*PASSAGE*.
╭──
SightLife Surgical announced that it has appointed a medical advisory board of distinguished ophthalmologists to help guide the organization’s commitment to medical advancements in corneal therapeutics. The board will play a key role in the challenging the status quo of the cornea ecosystem and drive advancements in treatments for corneal blindness.
The board will be chaired by Edward Holland, MD, Director of Cornea Services at Cincinnati Eye Institute (Cincinnati, OH), and also will include:
- John Berdahl, MD, ophthalmologist at Vance Thompson Vision (Sioux Falls, SD)
- Nicole Fram, MD, ophthalmologist at Advanced Vision Care (Los Angeles, CA)
- Terry Kim, MD, Professor of Ophthalmology at Duke University Eye Center (Durham, NC)
- Elizabeth Yeu, MD, ophthalmologist at Virginia Eye Consultants (Norfolk, VA)
- Richard Lindstrom, MD, founder and attending surgeon at Minnesota Eye Consultants (Minneapolis, MN).
“We are honored and humbled to bring together such a well-respected group of ophthalmologists to support our mission to eliminate treatable corneal blindness by 2040 by driving innovation in the cornea ecosystem,” Monty Montoya, president and CEO of SightLife Surgical, said in a company news release. “Their combined experience, knowledge of the field and intuition will be critical to our work to provide surgeons and their patients the best possible treatment and therapeutics to restore sight for the corneal blind in the U.S. and around the globe.”
The board will work alongside SightLife Surgical’s board of directors and executive leadership, and provide advice on current and new directions the organization should take in order to better serve corneal surgeons. This board is separate and distinct from the medical directors who currently determine if donated tissue is suitable for transplant.
“In the years I’ve been practicing ophthalmology, there have been significant advancements in corneal surgery but there has not been a corporation dedicated to our specialty. Having a corporate partner to help develop new therapeutic and surgical innovations will accelerate our progress,” Dr. Holland, chair of the SightLife Surgical Medical Advisory Board, said in the news release. “To be part of the only organization that is tackling this issue is a privilege and I strongly believe that this board can help SightLife Surgical push the boundaries, which will ultimately mean that my colleagues across the U.S. and beyond will be able to provide their patients more options.”
╰──
*LIST OF TASKS*.
1. In the advisory board announcement, replace "Los Angeles, CA" with "Los Angeles, California" and write out everything from "- Nicole Fram, MD, ophthalmologist" down to "Center (Durham, NC)".
2. Write the next part of the advisory board announcement, picking up after its final paragraph.
The records have no connection to the advisory board announcement.

*THE DATA*.
╭──
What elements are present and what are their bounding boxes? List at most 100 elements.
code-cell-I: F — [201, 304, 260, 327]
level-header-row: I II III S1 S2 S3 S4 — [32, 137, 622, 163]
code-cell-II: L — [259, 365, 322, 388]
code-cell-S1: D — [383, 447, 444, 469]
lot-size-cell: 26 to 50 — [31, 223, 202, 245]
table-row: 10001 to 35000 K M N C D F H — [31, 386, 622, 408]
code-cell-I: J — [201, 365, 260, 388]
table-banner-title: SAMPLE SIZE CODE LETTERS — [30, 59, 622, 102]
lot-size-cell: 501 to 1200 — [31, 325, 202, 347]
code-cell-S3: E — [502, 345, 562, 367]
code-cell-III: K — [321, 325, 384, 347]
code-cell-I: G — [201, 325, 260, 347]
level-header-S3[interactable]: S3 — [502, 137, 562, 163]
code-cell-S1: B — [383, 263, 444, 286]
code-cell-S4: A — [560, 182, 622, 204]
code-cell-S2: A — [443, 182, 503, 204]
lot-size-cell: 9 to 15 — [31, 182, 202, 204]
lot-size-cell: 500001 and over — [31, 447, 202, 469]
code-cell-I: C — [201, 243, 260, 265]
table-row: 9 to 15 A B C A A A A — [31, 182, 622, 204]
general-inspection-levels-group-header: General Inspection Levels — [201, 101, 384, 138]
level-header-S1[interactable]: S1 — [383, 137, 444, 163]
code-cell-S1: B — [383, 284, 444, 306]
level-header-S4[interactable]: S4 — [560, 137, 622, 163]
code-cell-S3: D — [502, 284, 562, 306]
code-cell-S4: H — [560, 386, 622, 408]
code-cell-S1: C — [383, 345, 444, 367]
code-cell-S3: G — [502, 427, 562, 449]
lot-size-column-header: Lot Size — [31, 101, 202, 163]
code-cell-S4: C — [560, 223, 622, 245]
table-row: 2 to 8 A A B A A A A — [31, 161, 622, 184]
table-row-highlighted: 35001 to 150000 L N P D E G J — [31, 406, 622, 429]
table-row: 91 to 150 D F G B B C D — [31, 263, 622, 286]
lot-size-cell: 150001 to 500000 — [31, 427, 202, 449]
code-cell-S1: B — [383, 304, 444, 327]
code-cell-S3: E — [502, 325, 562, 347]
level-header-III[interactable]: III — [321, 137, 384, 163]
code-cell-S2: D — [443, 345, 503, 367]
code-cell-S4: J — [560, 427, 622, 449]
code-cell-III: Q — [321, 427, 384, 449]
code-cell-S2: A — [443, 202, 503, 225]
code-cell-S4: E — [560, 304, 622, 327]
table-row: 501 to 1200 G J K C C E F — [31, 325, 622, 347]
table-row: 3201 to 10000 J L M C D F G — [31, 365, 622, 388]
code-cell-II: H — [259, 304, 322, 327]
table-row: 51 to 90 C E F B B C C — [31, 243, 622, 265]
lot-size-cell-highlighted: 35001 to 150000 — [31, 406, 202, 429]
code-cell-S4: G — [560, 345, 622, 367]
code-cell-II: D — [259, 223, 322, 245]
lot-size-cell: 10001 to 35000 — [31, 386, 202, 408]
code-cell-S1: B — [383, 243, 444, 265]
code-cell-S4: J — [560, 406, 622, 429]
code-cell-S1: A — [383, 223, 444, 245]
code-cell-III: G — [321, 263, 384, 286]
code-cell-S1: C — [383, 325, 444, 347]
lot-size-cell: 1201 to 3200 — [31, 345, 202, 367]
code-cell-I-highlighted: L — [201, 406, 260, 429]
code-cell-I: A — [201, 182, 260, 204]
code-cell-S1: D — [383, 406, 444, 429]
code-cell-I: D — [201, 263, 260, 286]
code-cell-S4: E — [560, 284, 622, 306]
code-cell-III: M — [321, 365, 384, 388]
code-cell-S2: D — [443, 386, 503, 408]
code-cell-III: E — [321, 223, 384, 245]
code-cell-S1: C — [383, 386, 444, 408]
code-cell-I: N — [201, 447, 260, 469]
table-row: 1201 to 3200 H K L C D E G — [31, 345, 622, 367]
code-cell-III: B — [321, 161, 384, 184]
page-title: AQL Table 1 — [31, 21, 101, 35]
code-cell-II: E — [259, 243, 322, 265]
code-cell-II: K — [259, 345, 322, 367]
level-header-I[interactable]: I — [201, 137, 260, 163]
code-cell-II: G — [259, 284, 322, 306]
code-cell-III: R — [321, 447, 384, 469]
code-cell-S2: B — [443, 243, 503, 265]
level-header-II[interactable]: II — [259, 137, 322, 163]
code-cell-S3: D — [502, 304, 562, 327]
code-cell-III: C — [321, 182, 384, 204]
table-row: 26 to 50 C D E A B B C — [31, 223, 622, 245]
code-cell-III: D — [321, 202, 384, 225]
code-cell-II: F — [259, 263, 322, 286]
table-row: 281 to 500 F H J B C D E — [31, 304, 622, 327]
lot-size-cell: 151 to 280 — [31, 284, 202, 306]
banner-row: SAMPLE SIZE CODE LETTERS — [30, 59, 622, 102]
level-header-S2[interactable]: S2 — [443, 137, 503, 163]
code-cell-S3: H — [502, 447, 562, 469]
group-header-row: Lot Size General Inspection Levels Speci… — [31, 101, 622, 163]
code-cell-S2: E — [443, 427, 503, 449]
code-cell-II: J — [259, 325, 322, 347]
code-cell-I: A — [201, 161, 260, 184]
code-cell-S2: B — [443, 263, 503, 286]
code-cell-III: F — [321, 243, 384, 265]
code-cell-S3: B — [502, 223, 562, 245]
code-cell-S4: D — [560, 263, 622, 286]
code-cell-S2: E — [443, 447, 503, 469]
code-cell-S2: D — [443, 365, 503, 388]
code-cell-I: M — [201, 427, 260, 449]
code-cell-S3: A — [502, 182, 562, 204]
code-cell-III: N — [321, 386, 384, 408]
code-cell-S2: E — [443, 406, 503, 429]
╰──
*RESULTS IN ORDER*.
1.
- Nicole Fram, MD, ophthalmologist at Advanced Vision Care (Los Angeles, California)
- Terry Kim, MD, Professor of Ophthalmology at Duke University Eye Center (Durham, NC)

2.
In 2016, SightLife Surgical was created as a for-profit subsidiary of SightLife with a $10 million investment from Flying L Partners, William Link’s new healthcare investment firm. In order to scale to meet the demand of the 10 million corneal blind around the world, medical advancement in the cornea ecosystem became a key component of the organizations’ mission to eliminate corneal blindness.
“The first cornea transplant was performed over a century ago and continuous advances in technology and surgical technique have improved patient access and outcomes worldwide. However, compared to other fields in ophthalmology, investment and innovation in cornea have lagged. We need disruptive breakthroughs in corneal acquisition, preservation and distribution, as well as the medical and surgical treatment for diseases and abnormalities of the cornea to better meet the needs of our patients.” said Dr. Lindstrom, SightLife Surgical board of directors and medical advisory board member. “The SightLife Surgical Medical Advisory Board will advise and direct investment into new and innovative approaches for the preservation, restoration and enhancement of corneal health and function, working together with their SightLife Surgical colleagues to help alleviate the suffering of people affected by corneal disease worldwide.”
SightLife Surgical’s focus on medical advancements also will feed its commitment to prevention and early treatment—corneal transplant technologies are not possible in every corner of the world due to the lack of surgeons, after care, and more. The final core commitment of SightLife Surgical is to improve the reimbursement and policy paradigms in the U.S., which can limit patients’ access to care and surgeons’ ability to provide the best corneal treatments to their patients.